Source passage:
He uses the word tupos which is where we get the word type of Christ. (When I was little and I heard a pastor say that, I thought it was one word.) Type of Christ means there is an element, a point (but not everything) of analogy, a foreshadowing used for teaching purposes between some person or some event in the Old Testament and something to do with the person or work of Christ in the New Testament.

 

Then Paul goes on in verses 15 through 17 to begin to explain and narrow the point of the analogy.

 

Literal translation:  But not like the transgression is the free gift. 

 

Now this is my own translation from the Greek because the word order in the Greek is very different from the way it is translated in most English versions. 

Most English versions say, "But the free gift is not like the offense". 

 

But in the Greek it starts with "but not". That is the emphasis. "But not like the transgression is the free gift" to really draw out the contrast that the free gift isn't anything like the transgression. You can't go to this comparison and contrast between the first Adam and the Second Adam and just willy-nilly pull out anything you want. It's a very narrowly defined comparison and contrast.

 

Paul says, "For if by the one man's transgression."  

 

That is by Adam's transgression. He violated a specifically stated commandment. He is consistent in using the word for transgression here.

 

Literal translation:  Many died spiritually much more the grace of God and the gift by the grace of the one Man Jesus Christ abounded to many.

 

And I add for clarification many who believe. It is not automatically given to them. It is based on their belief in Christ. 

 

Now when we look at this whole concept of the sin nature and how that is transmitted, we have to understand the difference. That is how we got into this study - what is transmitted physically and what is transmitted through federal headship. The point that he has been making so far and in many ways in this analogy between Christ and Adam there has to be this representative aspect. 

 

Last week I looked at how this ran its course through the Old Testament. You had the case of Achan in Joshua 7 who disobeyed God and horded the plunder from Jericho and buried it under his tent. Then when the Israelites got ready to go attack Ai, God caused them to lose. Why? Because Israel sinned the text says. But, nobody knew it. It was a secret sin. Achan sinned, but nobody else knew it. 

 

God says, "No.  Israel sinned."

 

It is the idea of corporate representation and headship. So that is there, but there is also the physical relationship because we are all physically tied into Adam. So the sin nature gets transmitted physically.

 

There are all these verses. I have only listed a few up here that use very physical terms to talk about the sin nature. Of course there are those who say that this is all metaphor and it is all figurative. But once you start down that road you can't explain other things.

 

Paul says:

 

NKJ Romans 6:6 knowing this, that our old man was

 

That is an unregenerate nature.

 

crucified with Him, that the body of sin

 

Very physical term.

 

might be done away with, that we should no longer be slaves of sin.

 

That's this corporate body that we have that is condemned and is under the condemnation of sin. It's corrupt.

Tasks and exercises:
**A.** In the sermon passage, what did Achan bury under his tent?
**B.** Repeat the part of the sermon passage between "Literal translation:  Many" and "belief in Christ.", inclusive.
The material on this page comes from a source unrelated to the sermon passage.

Data rows:
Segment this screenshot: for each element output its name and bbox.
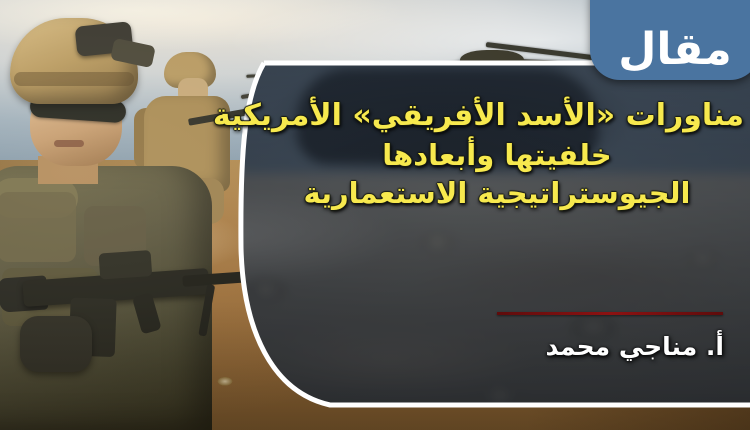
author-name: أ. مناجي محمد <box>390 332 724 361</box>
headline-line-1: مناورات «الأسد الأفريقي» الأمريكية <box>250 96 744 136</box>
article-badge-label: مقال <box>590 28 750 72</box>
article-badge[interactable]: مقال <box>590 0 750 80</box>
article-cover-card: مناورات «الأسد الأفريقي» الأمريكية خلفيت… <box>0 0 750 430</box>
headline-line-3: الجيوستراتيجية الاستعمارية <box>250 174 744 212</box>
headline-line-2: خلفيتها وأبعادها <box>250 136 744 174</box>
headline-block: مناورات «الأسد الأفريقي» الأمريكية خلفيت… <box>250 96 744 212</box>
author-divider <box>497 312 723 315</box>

* * *

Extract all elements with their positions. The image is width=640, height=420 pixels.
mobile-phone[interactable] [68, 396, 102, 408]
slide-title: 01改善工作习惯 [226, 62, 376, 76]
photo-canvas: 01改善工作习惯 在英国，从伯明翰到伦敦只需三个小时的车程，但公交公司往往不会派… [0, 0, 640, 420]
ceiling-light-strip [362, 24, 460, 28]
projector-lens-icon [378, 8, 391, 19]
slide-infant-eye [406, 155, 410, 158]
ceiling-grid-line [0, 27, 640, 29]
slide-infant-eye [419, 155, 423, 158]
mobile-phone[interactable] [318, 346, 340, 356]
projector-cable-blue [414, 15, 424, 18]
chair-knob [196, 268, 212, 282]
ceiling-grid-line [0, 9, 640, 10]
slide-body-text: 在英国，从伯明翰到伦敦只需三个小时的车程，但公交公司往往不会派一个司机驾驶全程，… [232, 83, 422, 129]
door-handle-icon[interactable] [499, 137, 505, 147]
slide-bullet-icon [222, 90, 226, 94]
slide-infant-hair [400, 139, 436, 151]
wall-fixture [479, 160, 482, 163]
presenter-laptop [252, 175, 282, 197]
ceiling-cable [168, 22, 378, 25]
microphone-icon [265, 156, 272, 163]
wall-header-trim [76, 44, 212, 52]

Answers to the exercise:
**A.** The plunder from Jericho.

**B.**
Literal translation:  Many died spiritually much more the grace of God and the gift by the grace of the one Man Jesus Christ abounded to many.

 

And I add for clarification many who believe. It is not automatically given to them. It is based on their belief in Christ.